- [Goal of the exercise]: Copy out each line of the material in which the word "USGS" appears.

Dataset rows about figures:
•••••

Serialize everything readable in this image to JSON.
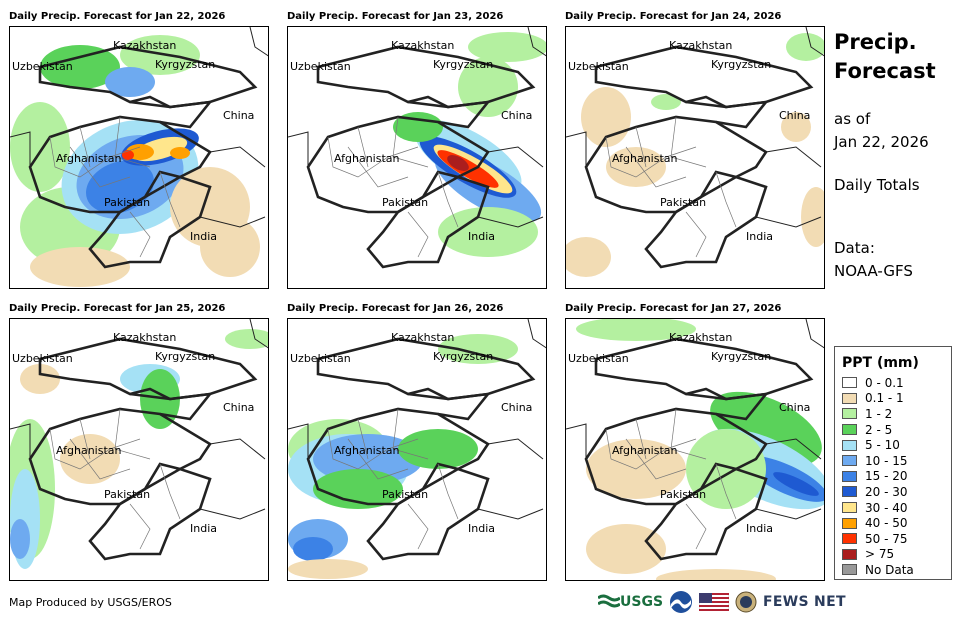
{
  "panels": [
    {
      "title": "Daily Precip. Forecast for Jan 22, 2026"
    },
    {
      "title": "Daily Precip. Forecast for Jan 23, 2026"
    },
    {
      "title": "Daily Precip. Forecast for Jan 24, 2026"
    },
    {
      "title": "Daily Precip. Forecast for Jan 25, 2026"
    },
    {
      "title": "Daily Precip. Forecast for Jan 26, 2026"
    },
    {
      "title": "Daily Precip. Forecast for Jan 27, 2026"
    }
  ],
  "place_labels": {
    "kazakhstan": "Kazakhstan",
    "uzbekistan": "Uzbekistan",
    "kyrgyzstan": "Kyrgyzstan",
    "china": "China",
    "afghanistan": "Afghanistan",
    "pakistan": "Pakistan",
    "india": "India"
  },
  "side": {
    "title_line1": "Precip.",
    "title_line2": "Forecast",
    "asof_line1": "as of",
    "asof_line2": "Jan 22, 2026",
    "totals": "Daily Totals",
    "data_line1": "Data:",
    "data_line2": "NOAA-GFS"
  },
  "legend": {
    "title": "PPT (mm)",
    "items": [
      {
        "label": "0 - 0.1",
        "color": "#ffffff"
      },
      {
        "label": "0.1 - 1",
        "color": "#f2dcb4"
      },
      {
        "label": "1 - 2",
        "color": "#b4f0a0"
      },
      {
        "label": "2 - 5",
        "color": "#5ad25a"
      },
      {
        "label": "5 - 10",
        "color": "#a5e1f5"
      },
      {
        "label": "10 - 15",
        "color": "#6eaaf0"
      },
      {
        "label": "15 - 20",
        "color": "#3c82e6"
      },
      {
        "label": "20 - 30",
        "color": "#1e5ad2"
      },
      {
        "label": "30 - 40",
        "color": "#ffe68c"
      },
      {
        "label": "40 - 50",
        "color": "#ffa000"
      },
      {
        "label": "50 - 75",
        "color": "#ff3200"
      },
      {
        "label": "> 75",
        "color": "#aa1e1e"
      },
      {
        "label": "No Data",
        "color": "#999999"
      }
    ]
  },
  "footer": {
    "credit": "Map Produced by USGS/EROS",
    "usgs_label": "USGS",
    "fews_label": "FEWS NET"
  }
}
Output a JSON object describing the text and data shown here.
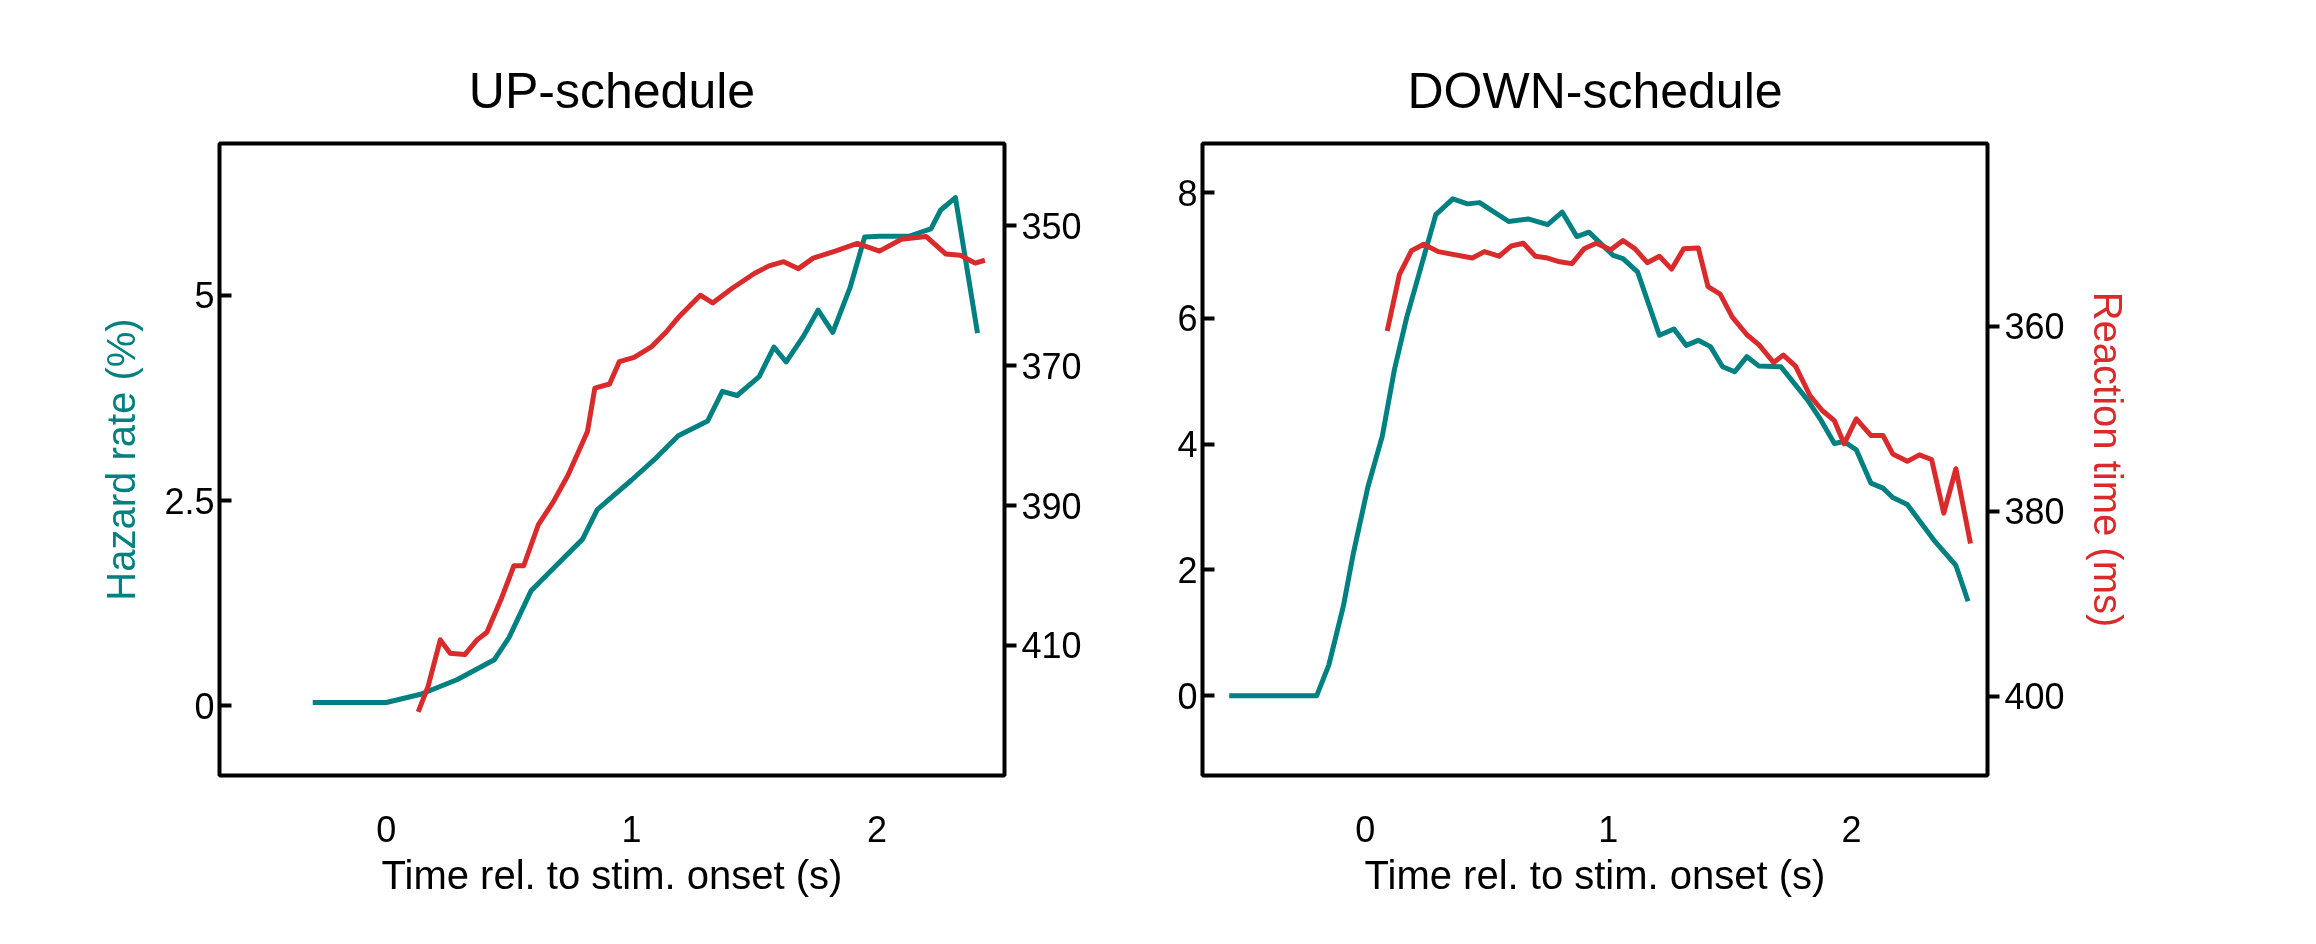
{
  "chart_data": [
    {
      "type": "line",
      "title": "UP-schedule",
      "xlabel": "Time rel. to stim. onset (s)",
      "ylabel": "Hazard rate (%)",
      "xlim": [
        -0.68,
        2.52
      ],
      "xticks": [
        0,
        1,
        2
      ],
      "ylim": [
        -0.85,
        6.85
      ],
      "yticks": [
        0,
        2.5,
        5
      ],
      "y2lim": [
        428.6,
        338.2
      ],
      "y2ticks": [
        350,
        370,
        390,
        410
      ],
      "grid": false,
      "series": [
        {
          "color": "#008080",
          "x": [
            -0.3,
            0.0,
            0.14,
            0.29,
            0.44,
            0.5,
            0.59,
            0.71,
            0.8,
            0.86,
            1.0,
            1.1,
            1.19,
            1.31,
            1.37,
            1.43,
            1.52,
            1.58,
            1.63,
            1.7,
            1.76,
            1.82,
            1.89,
            1.95,
            2.01,
            2.13,
            2.22,
            2.26,
            2.32,
            2.41
          ],
          "values": [
            0.04,
            0.04,
            0.14,
            0.32,
            0.56,
            0.83,
            1.4,
            1.76,
            2.03,
            2.39,
            2.75,
            3.02,
            3.29,
            3.47,
            3.83,
            3.78,
            4.01,
            4.37,
            4.19,
            4.5,
            4.82,
            4.55,
            5.09,
            5.71,
            5.72,
            5.72,
            5.81,
            6.04,
            6.19,
            4.54
          ]
        },
        {
          "color": "#d92b2b",
          "axis": "y2",
          "x": [
            0.13,
            0.17,
            0.22,
            0.26,
            0.32,
            0.37,
            0.41,
            0.47,
            0.52,
            0.56,
            0.62,
            0.68,
            0.74,
            0.82,
            0.85,
            0.91,
            0.95,
            1.01,
            1.08,
            1.14,
            1.19,
            1.28,
            1.33,
            1.41,
            1.5,
            1.56,
            1.62,
            1.68,
            1.74,
            1.83,
            1.92,
            2.01,
            2.1,
            2.2,
            2.28,
            2.34,
            2.4,
            2.44
          ],
          "values": [
            419.5,
            415.9,
            409.2,
            411.1,
            411.3,
            409.2,
            408.1,
            403.2,
            398.6,
            398.6,
            392.7,
            389.5,
            385.7,
            379.4,
            373.2,
            372.6,
            369.4,
            368.8,
            367.3,
            365.2,
            363.1,
            359.9,
            361.0,
            358.9,
            356.8,
            355.7,
            355.1,
            356.1,
            354.6,
            353.6,
            352.5,
            353.6,
            351.9,
            351.5,
            354.0,
            354.2,
            355.3,
            354.9
          ]
        }
      ]
    },
    {
      "type": "line",
      "title": "DOWN-schedule",
      "xlabel": "Time rel. to stim. onset (s)",
      "y2label": "Reaction time (ms)",
      "xlim": [
        -0.67,
        2.56
      ],
      "xticks": [
        0,
        1,
        2
      ],
      "ylim": [
        -1.27,
        8.78
      ],
      "yticks": [
        0,
        2,
        4,
        6,
        8
      ],
      "y2lim": [
        408.6,
        340.2
      ],
      "y2ticks": [
        360,
        380,
        400
      ],
      "grid": false,
      "series": [
        {
          "color": "#008080",
          "x": [
            -0.56,
            -0.2,
            -0.15,
            -0.09,
            -0.05,
            0.01,
            0.07,
            0.12,
            0.17,
            0.23,
            0.29,
            0.36,
            0.42,
            0.47,
            0.59,
            0.67,
            0.75,
            0.81,
            0.87,
            0.92,
            1.02,
            1.06,
            1.12,
            1.21,
            1.27,
            1.32,
            1.37,
            1.42,
            1.47,
            1.52,
            1.57,
            1.62,
            1.71,
            1.82,
            1.87,
            1.93,
            1.97,
            2.02,
            2.08,
            2.13,
            2.17,
            2.23,
            2.34,
            2.43,
            2.48
          ],
          "values": [
            0,
            0,
            0.49,
            1.43,
            2.25,
            3.31,
            4.13,
            5.19,
            6.01,
            6.83,
            7.65,
            7.9,
            7.82,
            7.84,
            7.54,
            7.58,
            7.49,
            7.69,
            7.3,
            7.37,
            7.0,
            6.95,
            6.74,
            5.73,
            5.83,
            5.57,
            5.65,
            5.55,
            5.23,
            5.15,
            5.39,
            5.24,
            5.23,
            4.7,
            4.41,
            4.01,
            4.04,
            3.91,
            3.38,
            3.3,
            3.15,
            3.04,
            2.47,
            2.07,
            1.5
          ]
        },
        {
          "color": "#d92b2b",
          "axis": "y2",
          "x": [
            0.09,
            0.14,
            0.19,
            0.24,
            0.3,
            0.44,
            0.49,
            0.55,
            0.6,
            0.65,
            0.7,
            0.75,
            0.8,
            0.85,
            0.9,
            0.95,
            1.01,
            1.06,
            1.11,
            1.16,
            1.21,
            1.26,
            1.31,
            1.37,
            1.41,
            1.46,
            1.51,
            1.57,
            1.62,
            1.68,
            1.72,
            1.77,
            1.83,
            1.88,
            1.93,
            1.97,
            2.02,
            2.08,
            2.13,
            2.17,
            2.23,
            2.28,
            2.33,
            2.38,
            2.43,
            2.49
          ],
          "values": [
            360.5,
            354.4,
            351.8,
            351.1,
            351.9,
            352.6,
            351.9,
            352.4,
            351.3,
            351.0,
            352.4,
            352.6,
            353.0,
            353.2,
            351.6,
            351.0,
            351.7,
            350.7,
            351.6,
            353.1,
            352.4,
            353.8,
            351.6,
            351.5,
            355.7,
            356.5,
            359.0,
            360.9,
            362.0,
            363.9,
            363.1,
            364.3,
            367.5,
            369.1,
            370.2,
            372.7,
            370.0,
            371.8,
            371.8,
            373.8,
            374.6,
            373.9,
            374.4,
            380.2,
            375.4,
            383.5
          ]
        }
      ]
    }
  ]
}
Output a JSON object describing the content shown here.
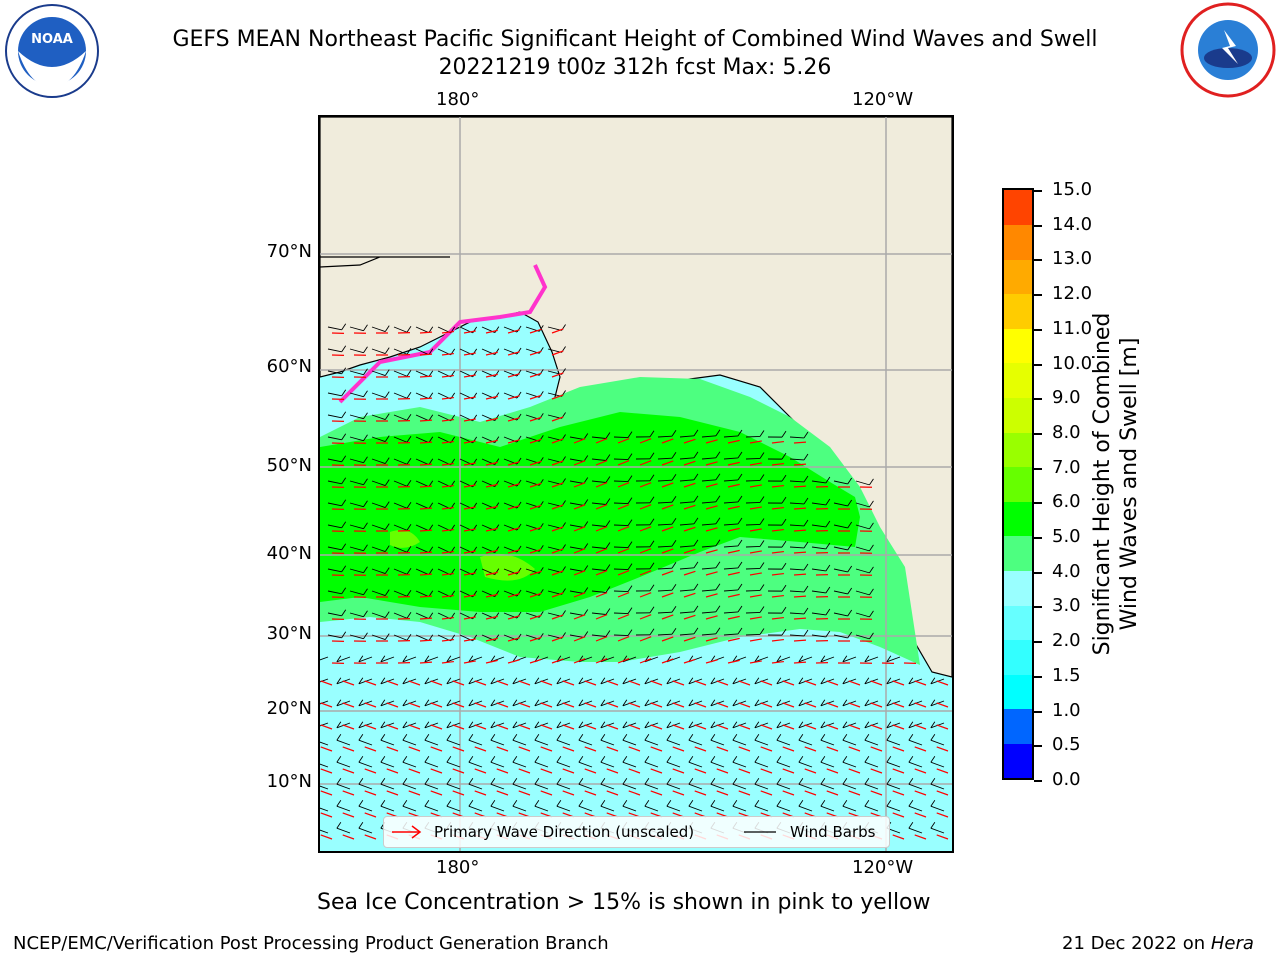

•••••

- [Worked solution]:
    "credit": "Map Produced by USGS/EROS",
    "usgs_label": "USGS",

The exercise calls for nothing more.